**Dataset rows about figures**.
----

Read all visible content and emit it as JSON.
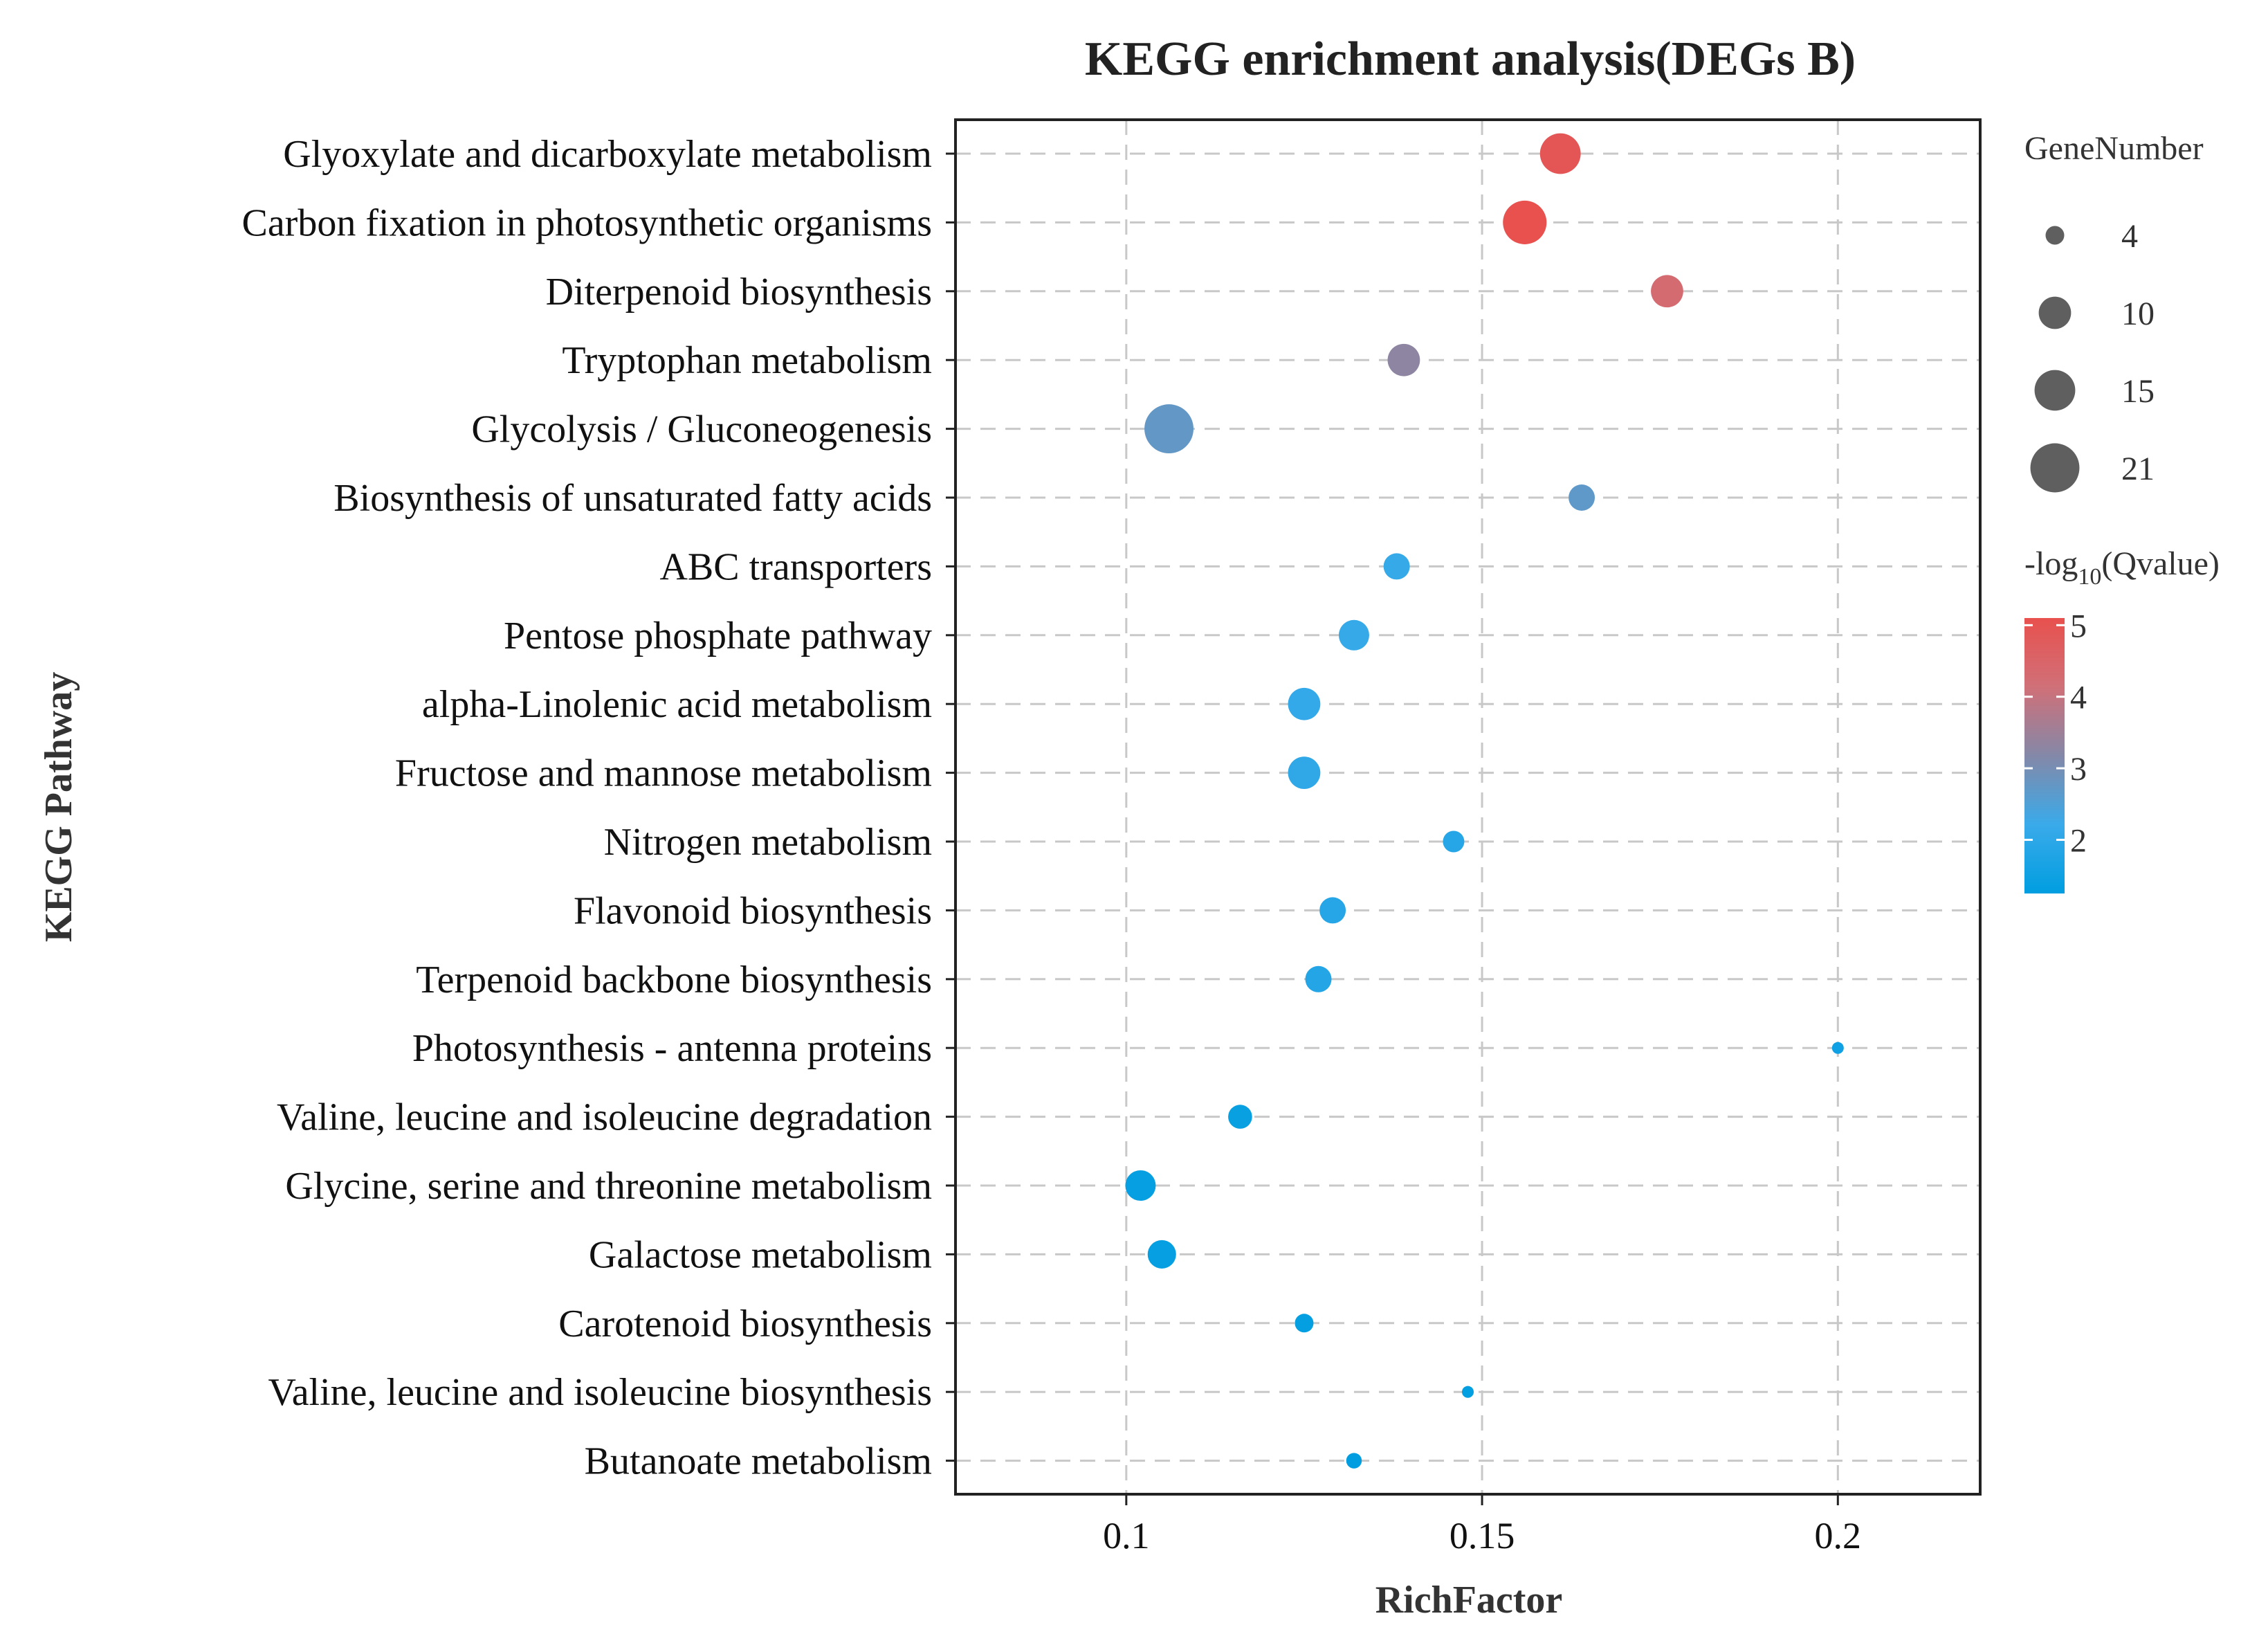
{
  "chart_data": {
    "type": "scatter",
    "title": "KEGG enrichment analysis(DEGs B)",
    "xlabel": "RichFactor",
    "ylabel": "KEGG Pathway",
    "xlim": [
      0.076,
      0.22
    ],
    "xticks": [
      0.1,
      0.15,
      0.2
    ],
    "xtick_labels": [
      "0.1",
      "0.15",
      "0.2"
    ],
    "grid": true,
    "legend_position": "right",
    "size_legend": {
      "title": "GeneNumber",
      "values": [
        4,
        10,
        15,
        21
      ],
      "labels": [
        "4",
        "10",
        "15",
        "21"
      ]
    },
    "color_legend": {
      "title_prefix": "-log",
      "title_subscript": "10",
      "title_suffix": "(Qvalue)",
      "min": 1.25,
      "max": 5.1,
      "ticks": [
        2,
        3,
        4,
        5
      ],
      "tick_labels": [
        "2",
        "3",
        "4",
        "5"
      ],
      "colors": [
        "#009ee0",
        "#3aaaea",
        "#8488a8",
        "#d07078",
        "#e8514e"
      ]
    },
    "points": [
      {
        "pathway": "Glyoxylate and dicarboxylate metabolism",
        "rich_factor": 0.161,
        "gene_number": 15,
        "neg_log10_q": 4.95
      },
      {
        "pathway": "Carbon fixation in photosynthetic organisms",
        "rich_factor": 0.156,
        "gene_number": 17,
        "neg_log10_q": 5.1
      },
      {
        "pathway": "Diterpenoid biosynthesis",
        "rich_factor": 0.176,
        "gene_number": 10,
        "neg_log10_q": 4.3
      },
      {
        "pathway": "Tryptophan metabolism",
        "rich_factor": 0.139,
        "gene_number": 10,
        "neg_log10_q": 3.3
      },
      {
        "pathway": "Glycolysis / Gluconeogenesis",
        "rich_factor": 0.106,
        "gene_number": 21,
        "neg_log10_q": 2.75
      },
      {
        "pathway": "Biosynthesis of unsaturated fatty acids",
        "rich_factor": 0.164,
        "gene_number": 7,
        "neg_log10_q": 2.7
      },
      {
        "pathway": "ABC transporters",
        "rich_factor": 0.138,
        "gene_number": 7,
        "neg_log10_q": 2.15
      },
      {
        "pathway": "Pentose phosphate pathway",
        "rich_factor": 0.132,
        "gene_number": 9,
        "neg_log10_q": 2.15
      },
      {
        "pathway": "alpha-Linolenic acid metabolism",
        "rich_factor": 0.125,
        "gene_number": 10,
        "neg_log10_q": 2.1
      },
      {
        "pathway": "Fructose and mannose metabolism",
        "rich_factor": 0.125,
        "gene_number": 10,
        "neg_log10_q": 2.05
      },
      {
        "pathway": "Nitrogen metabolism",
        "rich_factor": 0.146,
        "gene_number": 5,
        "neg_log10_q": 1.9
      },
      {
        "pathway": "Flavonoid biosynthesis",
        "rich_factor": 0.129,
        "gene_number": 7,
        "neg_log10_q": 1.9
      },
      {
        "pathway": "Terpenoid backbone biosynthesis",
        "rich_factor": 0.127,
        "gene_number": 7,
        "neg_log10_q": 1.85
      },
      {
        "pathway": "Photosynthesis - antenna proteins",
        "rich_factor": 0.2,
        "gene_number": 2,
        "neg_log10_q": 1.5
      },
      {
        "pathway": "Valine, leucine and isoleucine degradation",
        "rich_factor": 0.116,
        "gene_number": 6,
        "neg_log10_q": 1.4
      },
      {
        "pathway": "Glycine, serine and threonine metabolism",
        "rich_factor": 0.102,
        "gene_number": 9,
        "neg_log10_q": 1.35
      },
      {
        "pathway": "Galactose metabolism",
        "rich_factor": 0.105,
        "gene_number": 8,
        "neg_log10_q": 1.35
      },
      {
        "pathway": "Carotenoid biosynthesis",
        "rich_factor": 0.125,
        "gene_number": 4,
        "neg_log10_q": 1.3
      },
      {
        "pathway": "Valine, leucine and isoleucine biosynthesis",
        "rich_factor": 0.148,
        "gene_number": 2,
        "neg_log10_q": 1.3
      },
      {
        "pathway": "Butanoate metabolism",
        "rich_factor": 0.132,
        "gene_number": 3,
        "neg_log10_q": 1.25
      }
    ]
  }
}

----

**Goal of the exercise**. From the first line to the last, give the data again exactly, but without pictures.

**The answer**.
Read all visible content and emit it as JSON.
{
  "chart_data": {
    "type": "scatter",
    "title": "KEGG enrichment analysis(DEGs B)",
    "xlabel": "RichFactor",
    "ylabel": "KEGG Pathway",
    "xlim": [
      0.076,
      0.22
    ],
    "xticks": [
      0.1,
      0.15,
      0.2
    ],
    "xtick_labels": [
      "0.1",
      "0.15",
      "0.2"
    ],
    "grid": true,
    "legend_position": "right",
    "size_legend": {
      "title": "GeneNumber",
      "values": [
        4,
        10,
        15,
        21
      ],
      "labels": [
        "4",
        "10",
        "15",
        "21"
      ]
    },
    "color_legend": {
      "title_prefix": "-log",
      "title_subscript": "10",
      "title_suffix": "(Qvalue)",
      "min": 1.25,
      "max": 5.1,
      "ticks": [
        2,
        3,
        4,
        5
      ],
      "tick_labels": [
        "2",
        "3",
        "4",
        "5"
      ],
      "colors": [
        "#009ee0",
        "#3aaaea",
        "#8488a8",
        "#d07078",
        "#e8514e"
      ]
    },
    "points": [
      {
        "pathway": "Glyoxylate and dicarboxylate metabolism",
        "rich_factor": 0.161,
        "gene_number": 15,
        "neg_log10_q": 4.95
      },
      {
        "pathway": "Carbon fixation in photosynthetic organisms",
        "rich_factor": 0.156,
        "gene_number": 17,
        "neg_log10_q": 5.1
      },
      {
        "pathway": "Diterpenoid biosynthesis",
        "rich_factor": 0.176,
        "gene_number": 10,
        "neg_log10_q": 4.3
      },
      {
        "pathway": "Tryptophan metabolism",
        "rich_factor": 0.139,
        "gene_number": 10,
        "neg_log10_q": 3.3
      },
      {
        "pathway": "Glycolysis / Gluconeogenesis",
        "rich_factor": 0.106,
        "gene_number": 21,
        "neg_log10_q": 2.75
      },
      {
        "pathway": "Biosynthesis of unsaturated fatty acids",
        "rich_factor": 0.164,
        "gene_number": 7,
        "neg_log10_q": 2.7
      },
      {
        "pathway": "ABC transporters",
        "rich_factor": 0.138,
        "gene_number": 7,
        "neg_log10_q": 2.15
      },
      {
        "pathway": "Pentose phosphate pathway",
        "rich_factor": 0.132,
        "gene_number": 9,
        "neg_log10_q": 2.15
      },
      {
        "pathway": "alpha-Linolenic acid metabolism",
        "rich_factor": 0.125,
        "gene_number": 10,
        "neg_log10_q": 2.1
      },
      {
        "pathway": "Fructose and mannose metabolism",
        "rich_factor": 0.125,
        "gene_number": 10,
        "neg_log10_q": 2.05
      },
      {
        "pathway": "Nitrogen metabolism",
        "rich_factor": 0.146,
        "gene_number": 5,
        "neg_log10_q": 1.9
      },
      {
        "pathway": "Flavonoid biosynthesis",
        "rich_factor": 0.129,
        "gene_number": 7,
        "neg_log10_q": 1.9
      },
      {
        "pathway": "Terpenoid backbone biosynthesis",
        "rich_factor": 0.127,
        "gene_number": 7,
        "neg_log10_q": 1.85
      },
      {
        "pathway": "Photosynthesis - antenna proteins",
        "rich_factor": 0.2,
        "gene_number": 2,
        "neg_log10_q": 1.5
      },
      {
        "pathway": "Valine, leucine and isoleucine degradation",
        "rich_factor": 0.116,
        "gene_number": 6,
        "neg_log10_q": 1.4
      },
      {
        "pathway": "Glycine, serine and threonine metabolism",
        "rich_factor": 0.102,
        "gene_number": 9,
        "neg_log10_q": 1.35
      },
      {
        "pathway": "Galactose metabolism",
        "rich_factor": 0.105,
        "gene_number": 8,
        "neg_log10_q": 1.35
      },
      {
        "pathway": "Carotenoid biosynthesis",
        "rich_factor": 0.125,
        "gene_number": 4,
        "neg_log10_q": 1.3
      },
      {
        "pathway": "Valine, leucine and isoleucine biosynthesis",
        "rich_factor": 0.148,
        "gene_number": 2,
        "neg_log10_q": 1.3
      },
      {
        "pathway": "Butanoate metabolism",
        "rich_factor": 0.132,
        "gene_number": 3,
        "neg_log10_q": 1.25
      }
    ]
  }
}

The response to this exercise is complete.